**WHAT THE TASK ASKS**
Quote the records that follow in full, leaving the pictures out.

**DATA FOR THIS EXERCISE**

────

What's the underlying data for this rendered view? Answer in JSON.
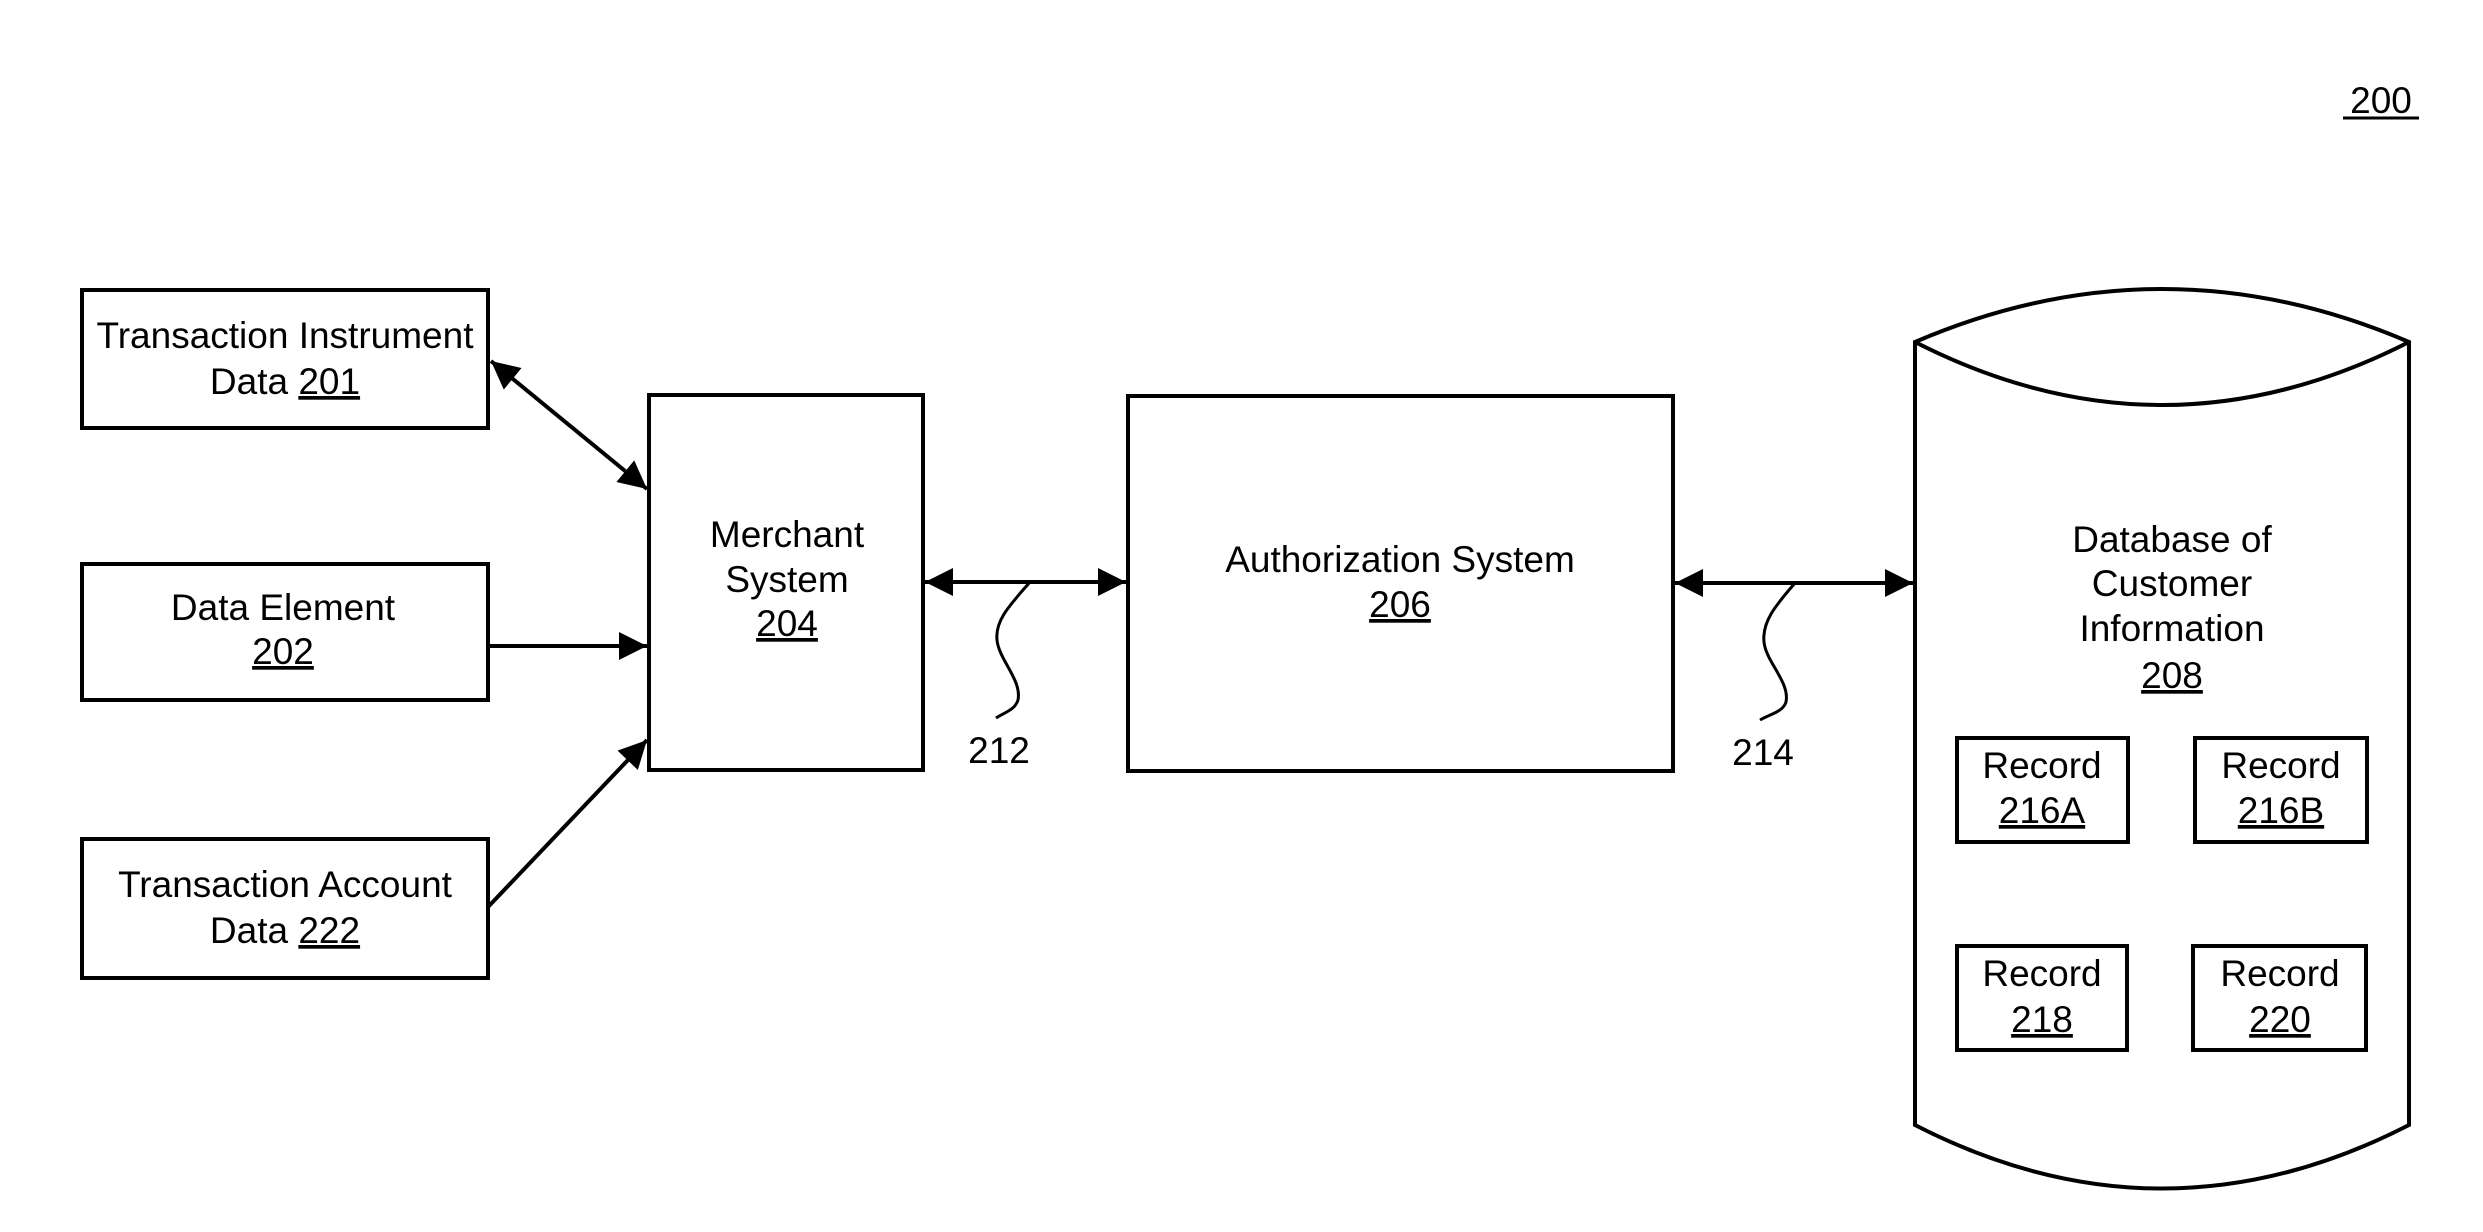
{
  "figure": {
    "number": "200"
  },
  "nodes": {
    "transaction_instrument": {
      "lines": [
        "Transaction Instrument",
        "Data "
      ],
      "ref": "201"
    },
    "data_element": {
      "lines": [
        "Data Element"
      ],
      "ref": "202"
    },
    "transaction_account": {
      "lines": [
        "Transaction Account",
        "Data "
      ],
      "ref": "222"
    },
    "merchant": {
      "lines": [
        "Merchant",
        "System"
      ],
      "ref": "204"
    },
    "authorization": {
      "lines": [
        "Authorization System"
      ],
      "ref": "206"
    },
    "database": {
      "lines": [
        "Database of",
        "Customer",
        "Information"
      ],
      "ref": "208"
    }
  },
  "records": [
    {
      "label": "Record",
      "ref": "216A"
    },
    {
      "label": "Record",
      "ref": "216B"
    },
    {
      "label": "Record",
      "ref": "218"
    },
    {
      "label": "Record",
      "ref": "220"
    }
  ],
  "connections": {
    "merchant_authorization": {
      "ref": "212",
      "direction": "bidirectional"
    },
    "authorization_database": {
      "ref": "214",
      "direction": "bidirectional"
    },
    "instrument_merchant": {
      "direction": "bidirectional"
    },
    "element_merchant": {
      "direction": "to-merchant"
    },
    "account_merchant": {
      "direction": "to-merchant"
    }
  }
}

────

**SOLUTION FOR THIS EXERCISE**
What's the underlying data for this rendered view? Answer in JSON.
{
  "figure": {
    "number": "200"
  },
  "nodes": {
    "transaction_instrument": {
      "lines": [
        "Transaction Instrument",
        "Data "
      ],
      "ref": "201"
    },
    "data_element": {
      "lines": [
        "Data Element"
      ],
      "ref": "202"
    },
    "transaction_account": {
      "lines": [
        "Transaction Account",
        "Data "
      ],
      "ref": "222"
    },
    "merchant": {
      "lines": [
        "Merchant",
        "System"
      ],
      "ref": "204"
    },
    "authorization": {
      "lines": [
        "Authorization System"
      ],
      "ref": "206"
    },
    "database": {
      "lines": [
        "Database of",
        "Customer",
        "Information"
      ],
      "ref": "208"
    }
  },
  "records": [
    {
      "label": "Record",
      "ref": "216A"
    },
    {
      "label": "Record",
      "ref": "216B"
    },
    {
      "label": "Record",
      "ref": "218"
    },
    {
      "label": "Record",
      "ref": "220"
    }
  ],
  "connections": {
    "merchant_authorization": {
      "ref": "212",
      "direction": "bidirectional"
    },
    "authorization_database": {
      "ref": "214",
      "direction": "bidirectional"
    },
    "instrument_merchant": {
      "direction": "bidirectional"
    },
    "element_merchant": {
      "direction": "to-merchant"
    },
    "account_merchant": {
      "direction": "to-merchant"
    }
  }
}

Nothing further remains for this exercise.